■ About this exercise:
Whatever appears in the data below, copy it exactly.

(Stored entries)

□ □ □

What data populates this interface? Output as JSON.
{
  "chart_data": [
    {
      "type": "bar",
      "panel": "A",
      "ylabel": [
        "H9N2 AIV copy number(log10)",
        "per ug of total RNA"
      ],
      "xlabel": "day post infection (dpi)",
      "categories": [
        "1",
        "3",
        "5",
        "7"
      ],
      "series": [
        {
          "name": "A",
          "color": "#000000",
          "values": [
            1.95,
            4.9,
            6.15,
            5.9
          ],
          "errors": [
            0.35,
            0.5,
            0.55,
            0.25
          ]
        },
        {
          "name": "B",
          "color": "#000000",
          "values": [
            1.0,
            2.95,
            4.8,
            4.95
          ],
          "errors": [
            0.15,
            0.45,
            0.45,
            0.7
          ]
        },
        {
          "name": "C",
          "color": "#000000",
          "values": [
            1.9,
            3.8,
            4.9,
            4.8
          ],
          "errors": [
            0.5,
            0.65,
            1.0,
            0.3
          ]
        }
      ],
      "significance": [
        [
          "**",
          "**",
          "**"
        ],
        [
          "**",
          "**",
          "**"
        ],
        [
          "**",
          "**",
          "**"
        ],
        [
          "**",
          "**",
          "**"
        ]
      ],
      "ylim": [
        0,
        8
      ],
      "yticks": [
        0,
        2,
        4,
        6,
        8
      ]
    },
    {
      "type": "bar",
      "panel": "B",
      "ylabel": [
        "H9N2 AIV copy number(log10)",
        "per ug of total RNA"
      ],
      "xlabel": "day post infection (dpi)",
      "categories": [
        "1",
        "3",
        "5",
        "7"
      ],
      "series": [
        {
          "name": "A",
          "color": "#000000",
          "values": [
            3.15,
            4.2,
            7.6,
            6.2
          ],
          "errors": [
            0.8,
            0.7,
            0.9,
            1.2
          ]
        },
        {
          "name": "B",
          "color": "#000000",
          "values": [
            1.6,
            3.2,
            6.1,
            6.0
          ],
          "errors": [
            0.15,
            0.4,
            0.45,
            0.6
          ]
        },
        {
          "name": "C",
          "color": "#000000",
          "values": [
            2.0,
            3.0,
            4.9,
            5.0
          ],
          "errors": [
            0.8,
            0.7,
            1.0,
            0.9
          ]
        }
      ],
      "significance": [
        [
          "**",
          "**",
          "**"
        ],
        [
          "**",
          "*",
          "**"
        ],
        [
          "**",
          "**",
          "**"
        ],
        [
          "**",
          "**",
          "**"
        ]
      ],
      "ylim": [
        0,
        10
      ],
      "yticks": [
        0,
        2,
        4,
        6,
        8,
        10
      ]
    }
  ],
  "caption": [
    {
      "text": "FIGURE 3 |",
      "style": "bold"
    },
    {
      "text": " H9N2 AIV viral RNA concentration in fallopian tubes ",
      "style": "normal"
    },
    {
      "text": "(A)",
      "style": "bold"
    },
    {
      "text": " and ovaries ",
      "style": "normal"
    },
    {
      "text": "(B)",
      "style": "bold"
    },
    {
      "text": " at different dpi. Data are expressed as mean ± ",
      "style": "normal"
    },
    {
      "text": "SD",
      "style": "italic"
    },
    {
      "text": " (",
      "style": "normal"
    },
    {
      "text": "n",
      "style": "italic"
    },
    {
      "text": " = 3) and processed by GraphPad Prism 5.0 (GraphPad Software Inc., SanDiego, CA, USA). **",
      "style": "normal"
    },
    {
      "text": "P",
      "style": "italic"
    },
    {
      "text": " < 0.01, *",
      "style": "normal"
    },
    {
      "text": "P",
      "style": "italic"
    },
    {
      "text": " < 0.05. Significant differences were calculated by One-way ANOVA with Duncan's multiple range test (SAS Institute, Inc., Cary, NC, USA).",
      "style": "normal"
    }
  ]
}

□ □ □

■ Task response:
What data populates this interface? Output as JSON.
{
  "chart_data": [
    {
      "type": "bar",
      "panel": "A",
      "ylabel": [
        "H9N2 AIV copy number(log10)",
        "per ug of total RNA"
      ],
      "xlabel": "day post infection (dpi)",
      "categories": [
        "1",
        "3",
        "5",
        "7"
      ],
      "series": [
        {
          "name": "A",
          "color": "#000000",
          "values": [
            1.95,
            4.9,
            6.15,
            5.9
          ],
          "errors": [
            0.35,
            0.5,
            0.55,
            0.25
          ]
        },
        {
          "name": "B",
          "color": "#000000",
          "values": [
            1.0,
            2.95,
            4.8,
            4.95
          ],
          "errors": [
            0.15,
            0.45,
            0.45,
            0.7
          ]
        },
        {
          "name": "C",
          "color": "#000000",
          "values": [
            1.9,
            3.8,
            4.9,
            4.8
          ],
          "errors": [
            0.5,
            0.65,
            1.0,
            0.3
          ]
        }
      ],
      "significance": [
        [
          "**",
          "**",
          "**"
        ],
        [
          "**",
          "**",
          "**"
        ],
        [
          "**",
          "**",
          "**"
        ],
        [
          "**",
          "**",
          "**"
        ]
      ],
      "ylim": [
        0,
        8
      ],
      "yticks": [
        0,
        2,
        4,
        6,
        8
      ]
    },
    {
      "type": "bar",
      "panel": "B",
      "ylabel": [
        "H9N2 AIV copy number(log10)",
        "per ug of total RNA"
      ],
      "xlabel": "day post infection (dpi)",
      "categories": [
        "1",
        "3",
        "5",
        "7"
      ],
      "series": [
        {
          "name": "A",
          "color": "#000000",
          "values": [
            3.15,
            4.2,
            7.6,
            6.2
          ],
          "errors": [
            0.8,
            0.7,
            0.9,
            1.2
          ]
        },
        {
          "name": "B",
          "color": "#000000",
          "values": [
            1.6,
            3.2,
            6.1,
            6.0
          ],
          "errors": [
            0.15,
            0.4,
            0.45,
            0.6
          ]
        },
        {
          "name": "C",
          "color": "#000000",
          "values": [
            2.0,
            3.0,
            4.9,
            5.0
          ],
          "errors": [
            0.8,
            0.7,
            1.0,
            0.9
          ]
        }
      ],
      "significance": [
        [
          "**",
          "**",
          "**"
        ],
        [
          "**",
          "*",
          "**"
        ],
        [
          "**",
          "**",
          "**"
        ],
        [
          "**",
          "**",
          "**"
        ]
      ],
      "ylim": [
        0,
        10
      ],
      "yticks": [
        0,
        2,
        4,
        6,
        8,
        10
      ]
    }
  ],
  "caption": [
    {
      "text": "FIGURE 3 |",
      "style": "bold"
    },
    {
      "text": " H9N2 AIV viral RNA concentration in fallopian tubes ",
      "style": "normal"
    },
    {
      "text": "(A)",
      "style": "bold"
    },
    {
      "text": " and ovaries ",
      "style": "normal"
    },
    {
      "text": "(B)",
      "style": "bold"
    },
    {
      "text": " at different dpi. Data are expressed as mean ± ",
      "style": "normal"
    },
    {
      "text": "SD",
      "style": "italic"
    },
    {
      "text": " (",
      "style": "normal"
    },
    {
      "text": "n",
      "style": "italic"
    },
    {
      "text": " = 3) and processed by GraphPad Prism 5.0 (GraphPad Software Inc., SanDiego, CA, USA). **",
      "style": "normal"
    },
    {
      "text": "P",
      "style": "italic"
    },
    {
      "text": " < 0.01, *",
      "style": "normal"
    },
    {
      "text": "P",
      "style": "italic"
    },
    {
      "text": " < 0.05. Significant differences were calculated by One-way ANOVA with Duncan's multiple range test (SAS Institute, Inc., Cary, NC, USA).",
      "style": "normal"
    }
  ]
}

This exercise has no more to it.